Records from a data collection
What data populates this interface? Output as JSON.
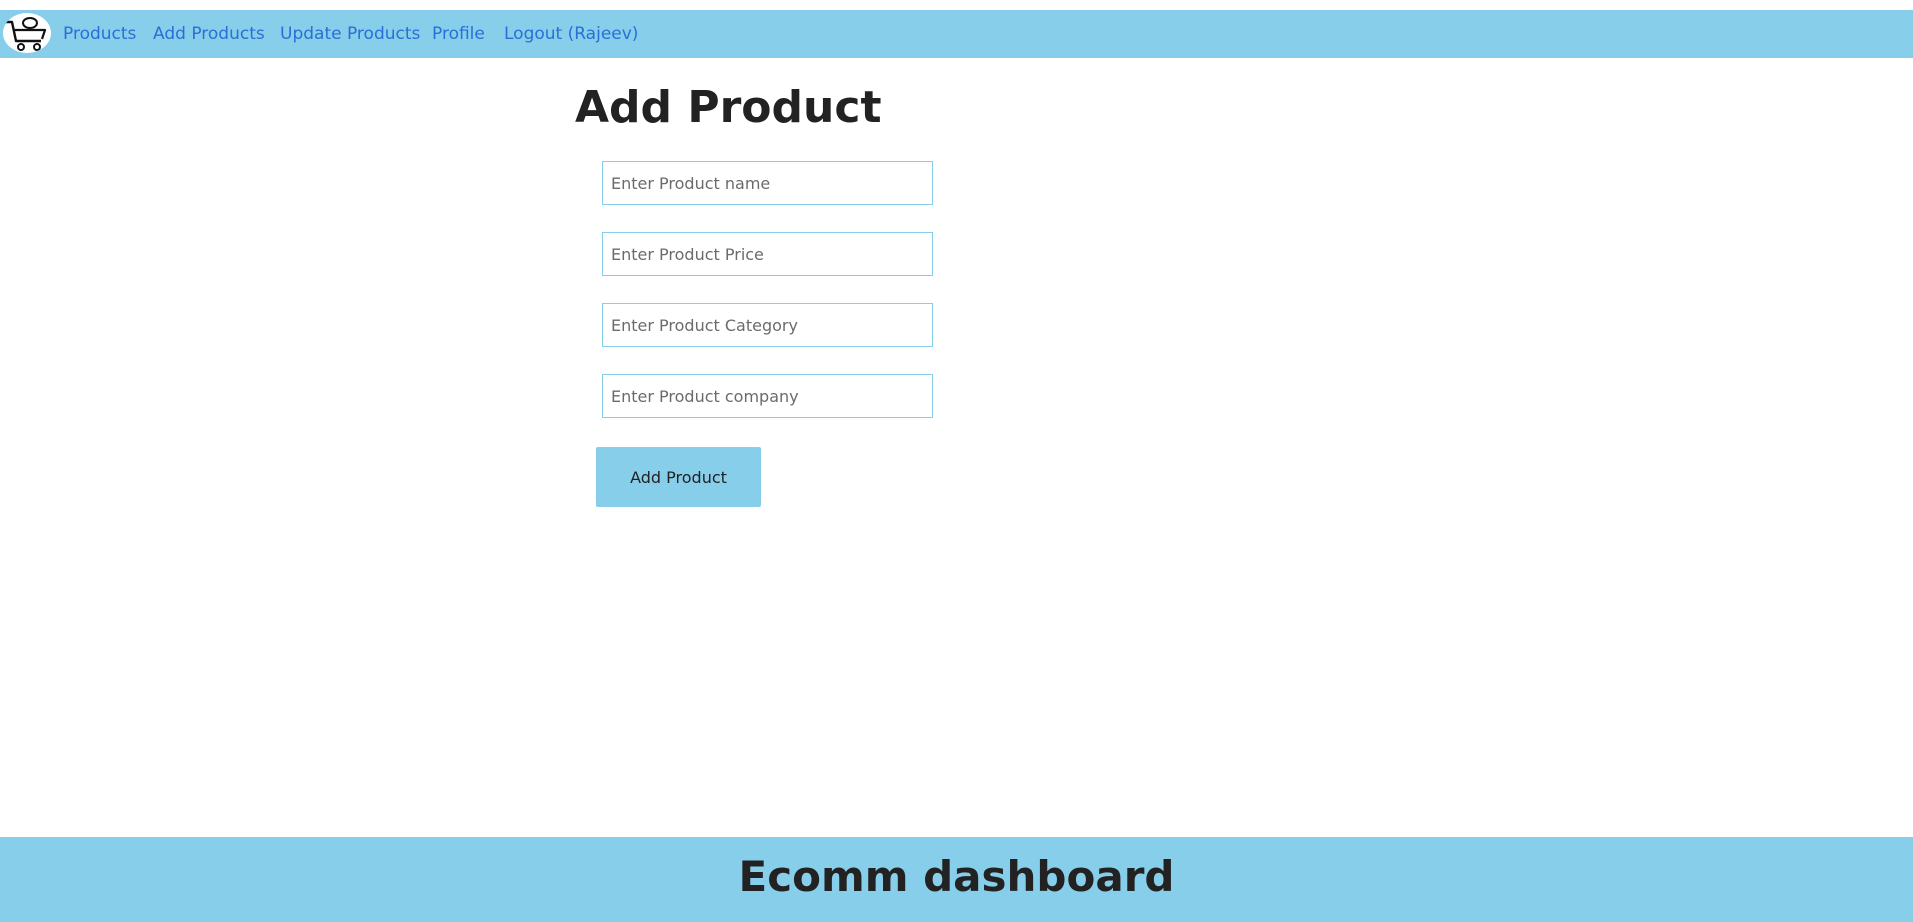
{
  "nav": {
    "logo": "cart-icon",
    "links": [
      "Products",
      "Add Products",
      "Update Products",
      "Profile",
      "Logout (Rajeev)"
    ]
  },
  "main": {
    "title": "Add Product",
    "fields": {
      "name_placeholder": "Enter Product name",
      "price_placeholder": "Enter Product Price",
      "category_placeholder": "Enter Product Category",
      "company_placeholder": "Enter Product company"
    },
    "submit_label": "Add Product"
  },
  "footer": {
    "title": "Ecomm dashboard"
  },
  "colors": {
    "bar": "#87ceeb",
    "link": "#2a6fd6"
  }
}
---
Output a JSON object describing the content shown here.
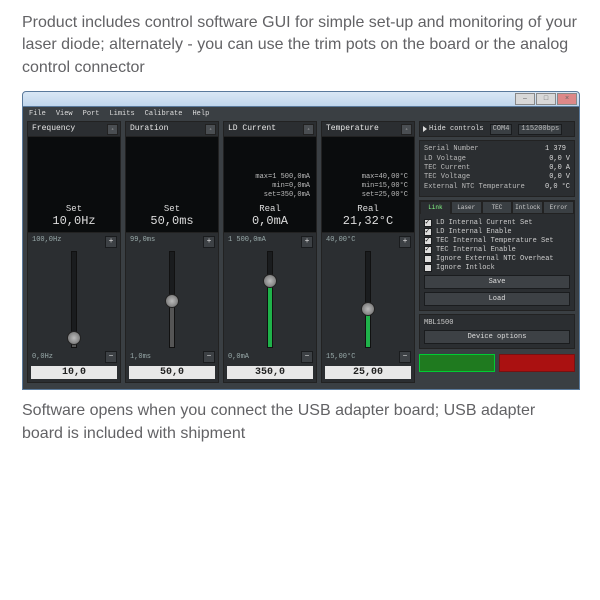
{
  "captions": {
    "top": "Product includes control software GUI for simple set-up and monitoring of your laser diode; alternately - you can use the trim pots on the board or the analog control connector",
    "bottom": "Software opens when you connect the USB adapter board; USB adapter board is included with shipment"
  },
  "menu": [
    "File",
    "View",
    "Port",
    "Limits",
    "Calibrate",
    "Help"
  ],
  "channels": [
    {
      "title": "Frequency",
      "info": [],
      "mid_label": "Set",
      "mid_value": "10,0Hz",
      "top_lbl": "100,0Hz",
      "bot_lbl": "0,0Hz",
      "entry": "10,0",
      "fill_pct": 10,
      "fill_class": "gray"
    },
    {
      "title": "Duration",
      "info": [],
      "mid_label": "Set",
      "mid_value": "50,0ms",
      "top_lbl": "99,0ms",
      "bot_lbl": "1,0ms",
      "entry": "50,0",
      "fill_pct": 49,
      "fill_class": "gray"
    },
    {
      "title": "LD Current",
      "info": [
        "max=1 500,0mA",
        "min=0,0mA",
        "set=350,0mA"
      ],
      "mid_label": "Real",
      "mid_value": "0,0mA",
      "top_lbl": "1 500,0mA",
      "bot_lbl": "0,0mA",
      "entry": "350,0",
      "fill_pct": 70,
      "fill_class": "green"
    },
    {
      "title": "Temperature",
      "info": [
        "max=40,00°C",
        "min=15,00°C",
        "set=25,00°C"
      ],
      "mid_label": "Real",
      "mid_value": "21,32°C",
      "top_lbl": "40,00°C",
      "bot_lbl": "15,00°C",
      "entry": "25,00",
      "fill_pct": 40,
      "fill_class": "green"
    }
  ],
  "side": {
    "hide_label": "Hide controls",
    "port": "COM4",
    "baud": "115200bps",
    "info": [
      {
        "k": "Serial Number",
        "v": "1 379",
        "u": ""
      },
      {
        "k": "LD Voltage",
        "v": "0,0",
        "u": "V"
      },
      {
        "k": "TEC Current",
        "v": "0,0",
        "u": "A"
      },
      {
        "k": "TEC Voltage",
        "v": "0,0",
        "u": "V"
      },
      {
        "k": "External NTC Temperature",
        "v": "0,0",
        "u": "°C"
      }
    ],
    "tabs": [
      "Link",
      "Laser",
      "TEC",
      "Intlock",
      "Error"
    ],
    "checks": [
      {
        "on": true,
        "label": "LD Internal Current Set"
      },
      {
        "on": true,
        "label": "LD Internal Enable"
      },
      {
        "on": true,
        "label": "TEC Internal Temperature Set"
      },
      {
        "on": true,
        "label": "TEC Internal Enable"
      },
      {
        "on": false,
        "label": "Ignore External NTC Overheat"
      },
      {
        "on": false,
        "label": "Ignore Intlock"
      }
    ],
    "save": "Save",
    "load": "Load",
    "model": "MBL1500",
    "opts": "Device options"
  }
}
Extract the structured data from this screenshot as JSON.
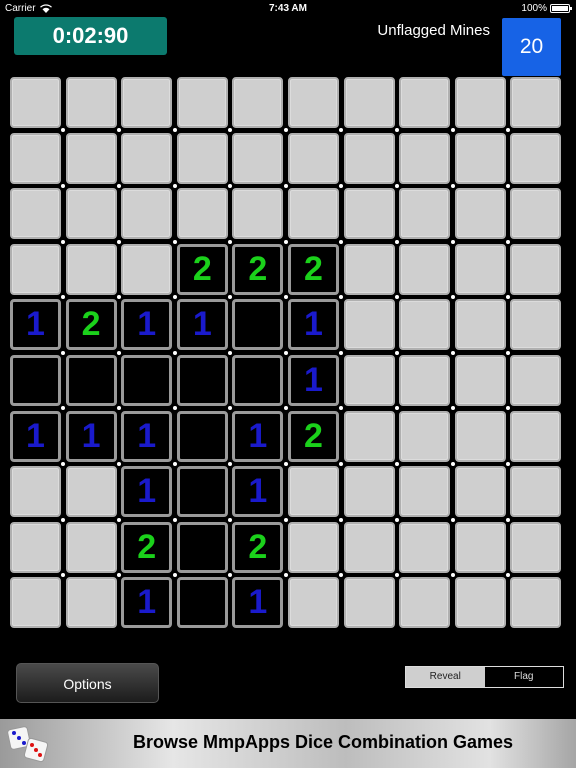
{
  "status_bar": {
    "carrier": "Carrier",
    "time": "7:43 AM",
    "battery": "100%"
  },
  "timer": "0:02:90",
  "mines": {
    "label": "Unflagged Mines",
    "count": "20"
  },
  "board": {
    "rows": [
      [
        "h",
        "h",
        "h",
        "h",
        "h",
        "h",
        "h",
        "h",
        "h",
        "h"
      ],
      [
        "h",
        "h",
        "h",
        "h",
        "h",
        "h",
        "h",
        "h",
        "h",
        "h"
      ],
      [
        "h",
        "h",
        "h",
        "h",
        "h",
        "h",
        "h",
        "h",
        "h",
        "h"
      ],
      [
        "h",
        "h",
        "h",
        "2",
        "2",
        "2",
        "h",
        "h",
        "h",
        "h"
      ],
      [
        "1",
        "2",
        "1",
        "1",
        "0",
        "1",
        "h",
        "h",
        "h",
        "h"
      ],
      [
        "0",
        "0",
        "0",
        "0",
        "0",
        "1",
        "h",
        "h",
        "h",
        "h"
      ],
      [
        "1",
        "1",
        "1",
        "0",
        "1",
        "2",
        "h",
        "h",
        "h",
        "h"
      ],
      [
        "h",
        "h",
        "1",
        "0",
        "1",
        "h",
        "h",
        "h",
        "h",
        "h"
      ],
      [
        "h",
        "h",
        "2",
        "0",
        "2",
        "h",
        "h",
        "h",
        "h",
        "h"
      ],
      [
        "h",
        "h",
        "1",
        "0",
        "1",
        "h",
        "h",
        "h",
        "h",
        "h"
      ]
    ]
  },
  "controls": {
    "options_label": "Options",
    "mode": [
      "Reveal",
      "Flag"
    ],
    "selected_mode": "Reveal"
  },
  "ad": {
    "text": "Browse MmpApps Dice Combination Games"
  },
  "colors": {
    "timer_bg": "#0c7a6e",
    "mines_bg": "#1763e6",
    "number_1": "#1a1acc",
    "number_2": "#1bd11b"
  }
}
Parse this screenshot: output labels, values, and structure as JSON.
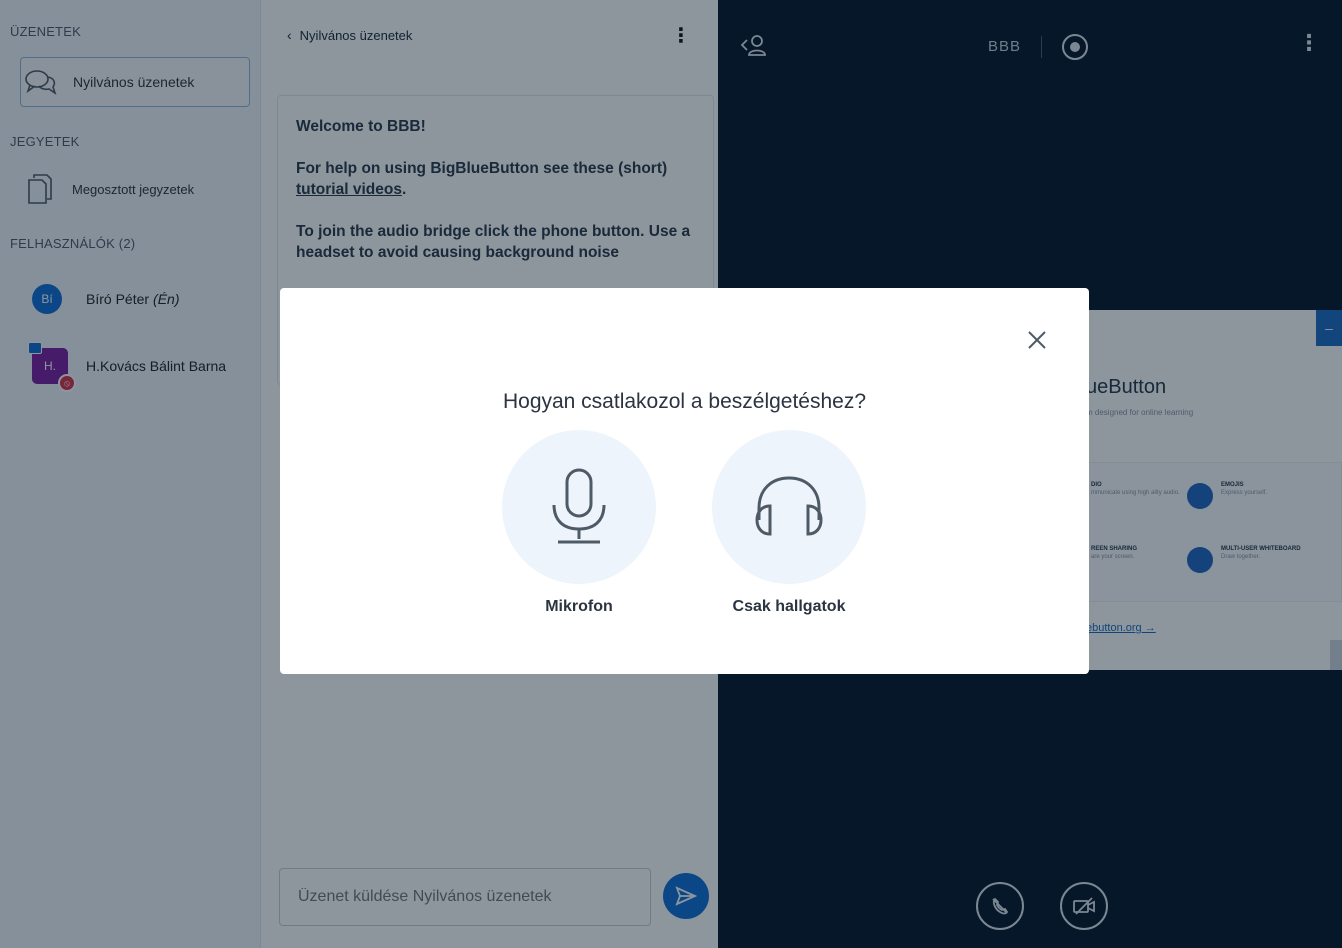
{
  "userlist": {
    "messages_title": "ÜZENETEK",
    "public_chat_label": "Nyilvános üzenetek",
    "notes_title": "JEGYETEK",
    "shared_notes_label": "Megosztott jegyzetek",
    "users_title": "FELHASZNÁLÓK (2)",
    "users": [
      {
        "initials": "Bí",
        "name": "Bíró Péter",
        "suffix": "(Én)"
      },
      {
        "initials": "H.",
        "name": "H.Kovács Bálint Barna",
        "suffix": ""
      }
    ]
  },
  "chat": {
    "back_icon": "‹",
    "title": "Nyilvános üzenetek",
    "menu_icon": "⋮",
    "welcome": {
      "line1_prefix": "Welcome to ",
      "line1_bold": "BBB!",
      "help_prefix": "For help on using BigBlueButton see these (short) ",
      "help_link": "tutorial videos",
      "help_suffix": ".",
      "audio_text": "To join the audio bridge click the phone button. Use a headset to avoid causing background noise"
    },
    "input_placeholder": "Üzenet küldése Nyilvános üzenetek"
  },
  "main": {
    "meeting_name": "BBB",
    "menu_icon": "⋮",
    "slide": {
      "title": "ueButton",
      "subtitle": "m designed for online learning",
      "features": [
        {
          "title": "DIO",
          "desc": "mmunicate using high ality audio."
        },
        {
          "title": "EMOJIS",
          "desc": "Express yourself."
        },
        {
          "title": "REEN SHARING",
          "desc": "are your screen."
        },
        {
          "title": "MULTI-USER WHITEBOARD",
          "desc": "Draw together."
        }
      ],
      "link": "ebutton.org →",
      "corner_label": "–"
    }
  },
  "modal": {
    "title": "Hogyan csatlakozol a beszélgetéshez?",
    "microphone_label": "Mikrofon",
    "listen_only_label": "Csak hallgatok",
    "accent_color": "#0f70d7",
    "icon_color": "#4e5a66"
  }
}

:: Directions ::
Return each line of the listing that holds the string "audio".

:: Reply ::
      "audio_text": "To join the audio bridge click the phone button. Use a headset to avoid causing background noise"
          "desc": "mmunicate using high ality audio."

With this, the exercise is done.